-- Set exercise --
Find each line below that contains the string "item", and copy every such line in full.

-- Input for this task --

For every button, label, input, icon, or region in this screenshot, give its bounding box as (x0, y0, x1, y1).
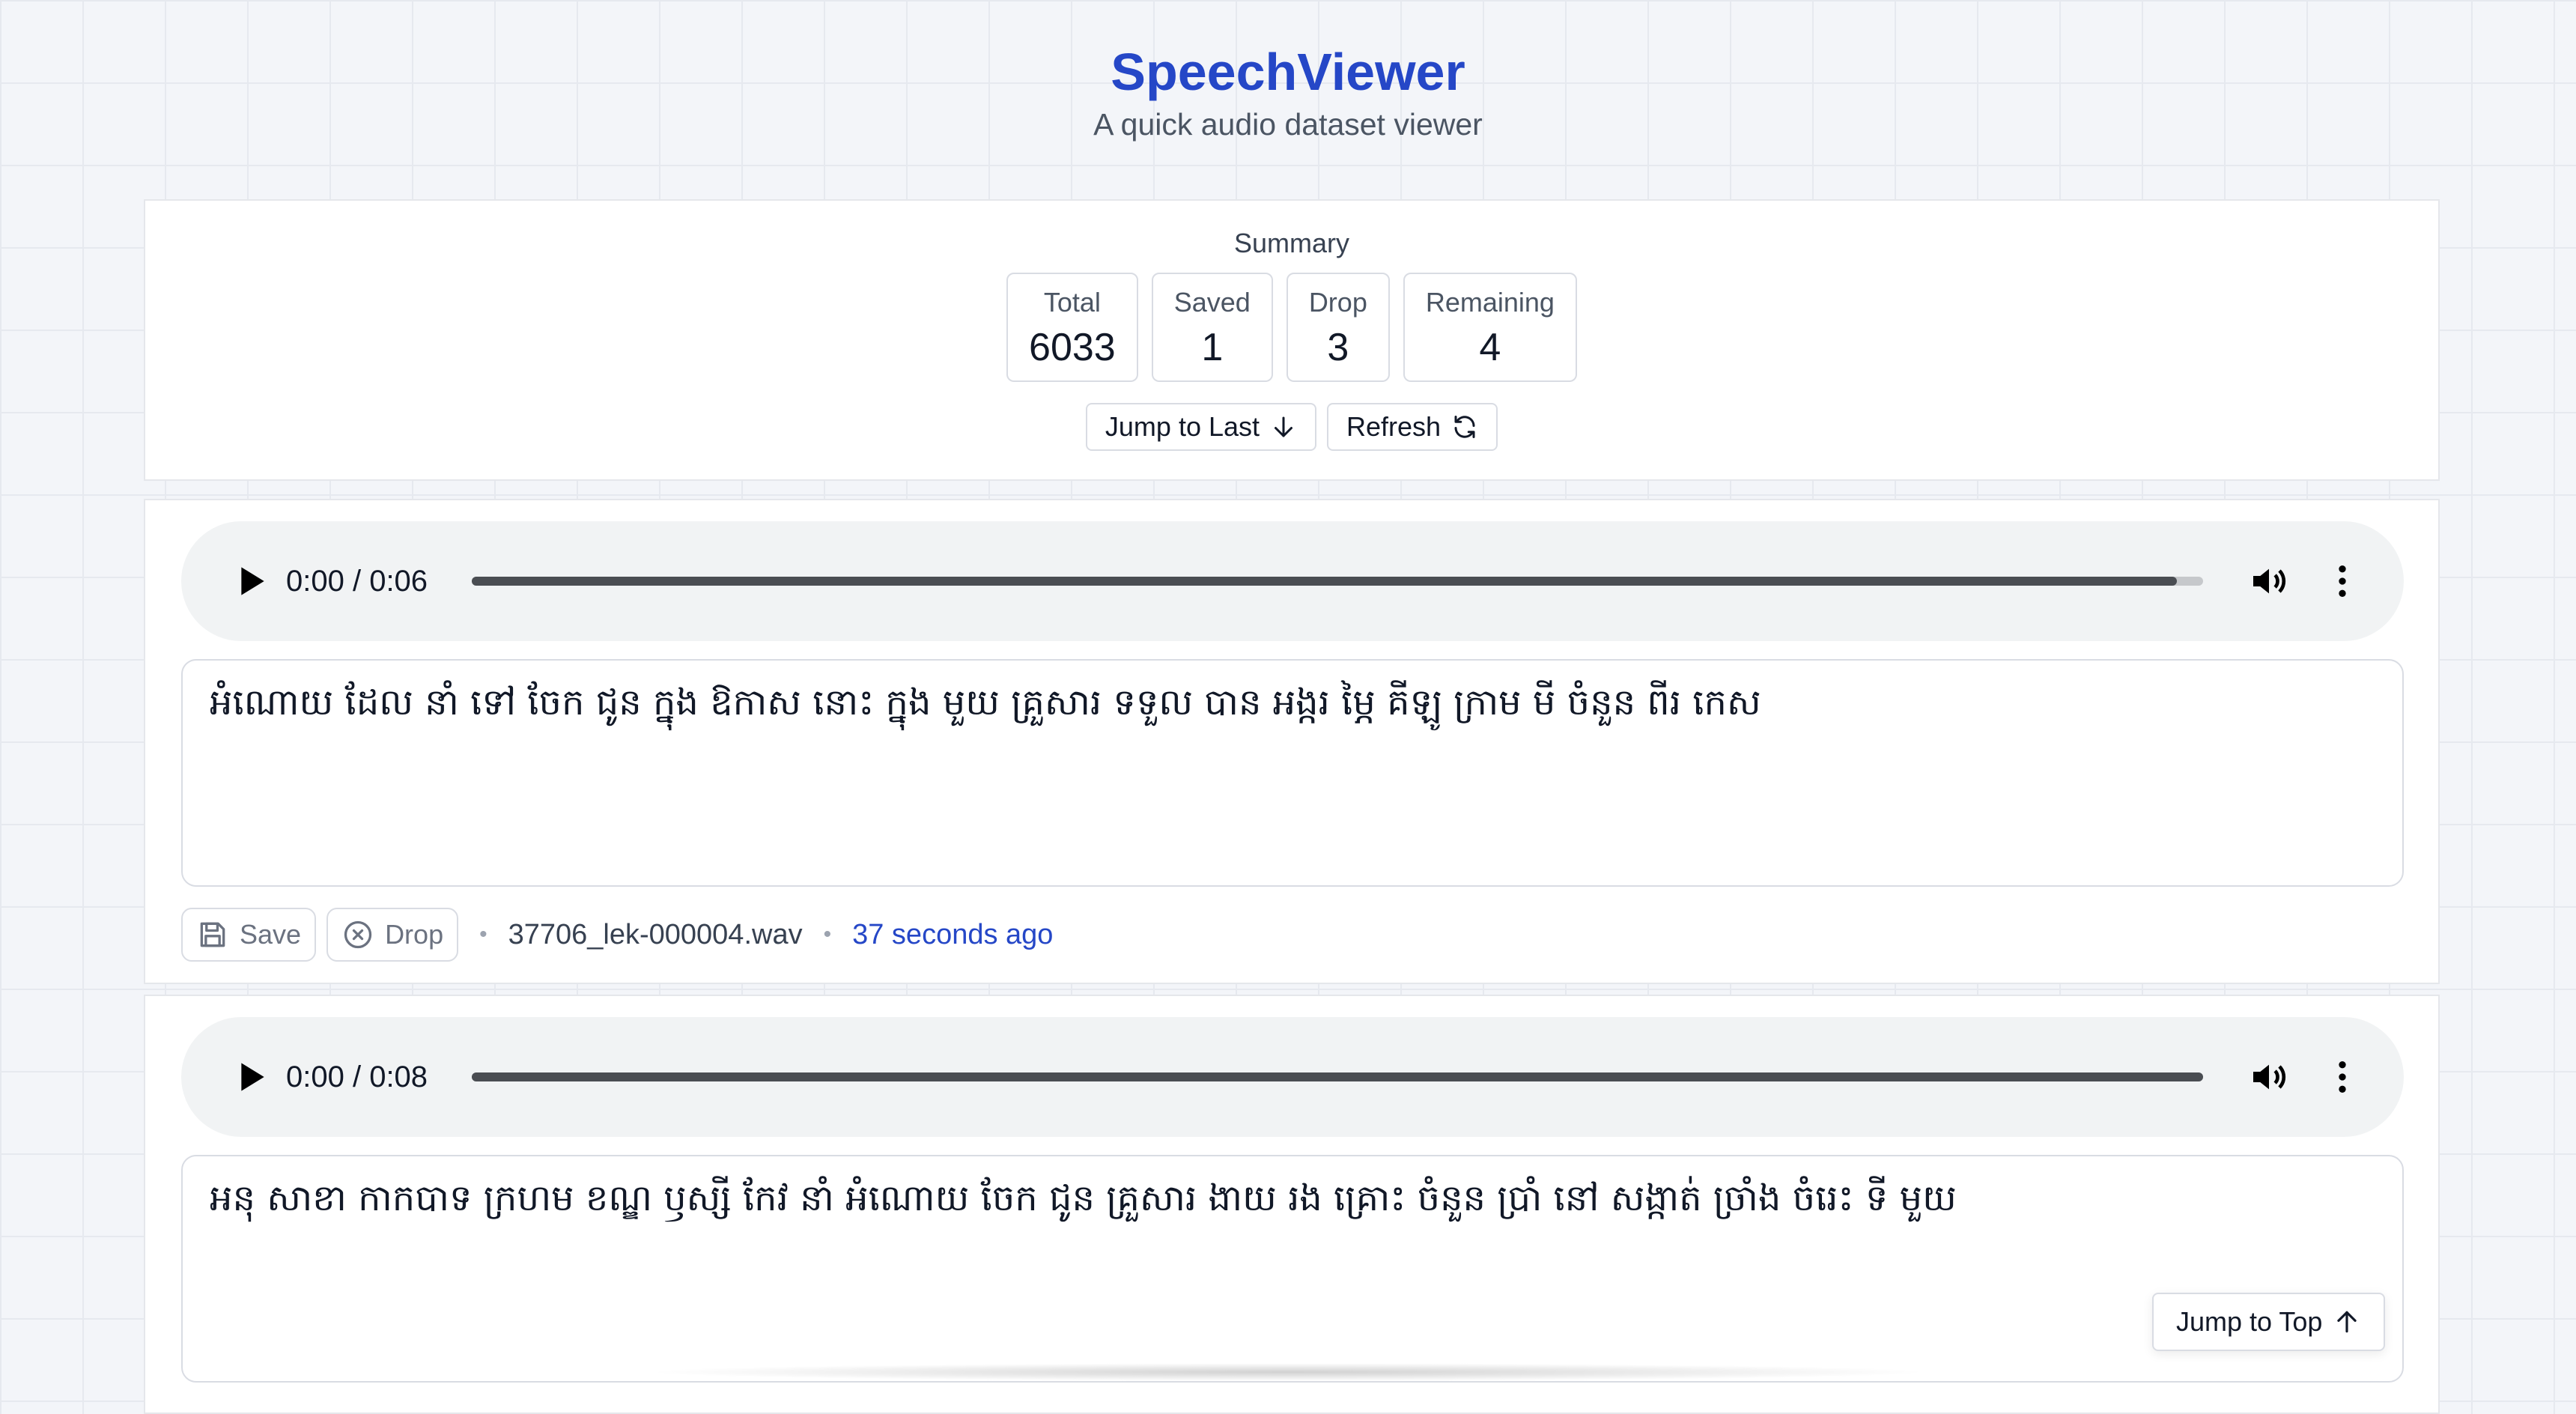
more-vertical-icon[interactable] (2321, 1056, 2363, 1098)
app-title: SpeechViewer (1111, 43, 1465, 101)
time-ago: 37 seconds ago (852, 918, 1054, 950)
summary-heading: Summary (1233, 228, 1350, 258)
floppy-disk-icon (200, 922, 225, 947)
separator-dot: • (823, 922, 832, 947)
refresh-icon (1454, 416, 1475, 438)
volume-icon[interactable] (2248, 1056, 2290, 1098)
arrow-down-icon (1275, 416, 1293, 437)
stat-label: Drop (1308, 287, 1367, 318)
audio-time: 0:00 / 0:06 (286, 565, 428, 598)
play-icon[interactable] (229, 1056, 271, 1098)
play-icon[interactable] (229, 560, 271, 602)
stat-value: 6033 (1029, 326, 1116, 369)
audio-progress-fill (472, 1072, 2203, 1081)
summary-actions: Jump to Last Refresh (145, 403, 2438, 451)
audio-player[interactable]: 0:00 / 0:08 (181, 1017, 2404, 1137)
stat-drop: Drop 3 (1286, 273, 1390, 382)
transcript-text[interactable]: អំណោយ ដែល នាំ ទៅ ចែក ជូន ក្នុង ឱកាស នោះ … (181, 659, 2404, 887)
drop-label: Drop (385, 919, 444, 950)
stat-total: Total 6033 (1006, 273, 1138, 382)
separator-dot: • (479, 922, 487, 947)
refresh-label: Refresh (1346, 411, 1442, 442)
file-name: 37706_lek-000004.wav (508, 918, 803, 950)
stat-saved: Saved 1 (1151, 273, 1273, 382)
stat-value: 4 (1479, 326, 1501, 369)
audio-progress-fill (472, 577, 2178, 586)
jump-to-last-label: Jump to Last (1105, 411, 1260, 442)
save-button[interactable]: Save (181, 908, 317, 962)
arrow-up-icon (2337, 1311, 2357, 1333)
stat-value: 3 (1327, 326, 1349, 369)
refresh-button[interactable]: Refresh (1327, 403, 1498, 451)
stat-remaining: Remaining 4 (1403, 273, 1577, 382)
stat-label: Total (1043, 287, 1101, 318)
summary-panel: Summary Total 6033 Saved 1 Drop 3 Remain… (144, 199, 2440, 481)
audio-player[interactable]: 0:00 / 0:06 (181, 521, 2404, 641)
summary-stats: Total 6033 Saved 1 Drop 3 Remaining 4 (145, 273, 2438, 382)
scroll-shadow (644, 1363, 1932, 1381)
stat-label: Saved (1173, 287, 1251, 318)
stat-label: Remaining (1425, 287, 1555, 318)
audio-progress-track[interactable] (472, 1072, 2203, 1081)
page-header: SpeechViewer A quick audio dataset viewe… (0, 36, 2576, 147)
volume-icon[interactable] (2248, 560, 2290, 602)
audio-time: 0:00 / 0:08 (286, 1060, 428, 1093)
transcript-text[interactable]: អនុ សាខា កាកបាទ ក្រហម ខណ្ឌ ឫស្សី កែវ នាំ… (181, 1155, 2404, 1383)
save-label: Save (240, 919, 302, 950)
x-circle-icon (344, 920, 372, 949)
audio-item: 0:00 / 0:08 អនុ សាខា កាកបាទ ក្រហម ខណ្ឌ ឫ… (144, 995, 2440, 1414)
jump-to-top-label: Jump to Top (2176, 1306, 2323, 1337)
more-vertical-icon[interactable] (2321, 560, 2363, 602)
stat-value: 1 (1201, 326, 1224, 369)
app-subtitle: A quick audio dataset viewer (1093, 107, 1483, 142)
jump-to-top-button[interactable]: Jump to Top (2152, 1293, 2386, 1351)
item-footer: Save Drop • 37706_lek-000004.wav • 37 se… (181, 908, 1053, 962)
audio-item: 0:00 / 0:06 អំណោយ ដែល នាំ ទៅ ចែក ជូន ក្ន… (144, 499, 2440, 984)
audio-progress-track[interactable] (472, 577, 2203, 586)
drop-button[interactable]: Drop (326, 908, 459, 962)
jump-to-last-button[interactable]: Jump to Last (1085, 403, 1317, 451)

-- Written reply --
audio-item: 0:00 / 0:08 អនុ សាខា កាកបាទ ក្រហម ខណ្ឌ ឫ… (144, 995, 2440, 1414)
item-footer: Save Drop • 37706_lek-000004.wav • 37 se… (181, 908, 1053, 962)
audio-item: 0:00 / 0:06 អំណោយ ដែល នាំ ទៅ ចែក ជូន ក្ន… (144, 499, 2440, 984)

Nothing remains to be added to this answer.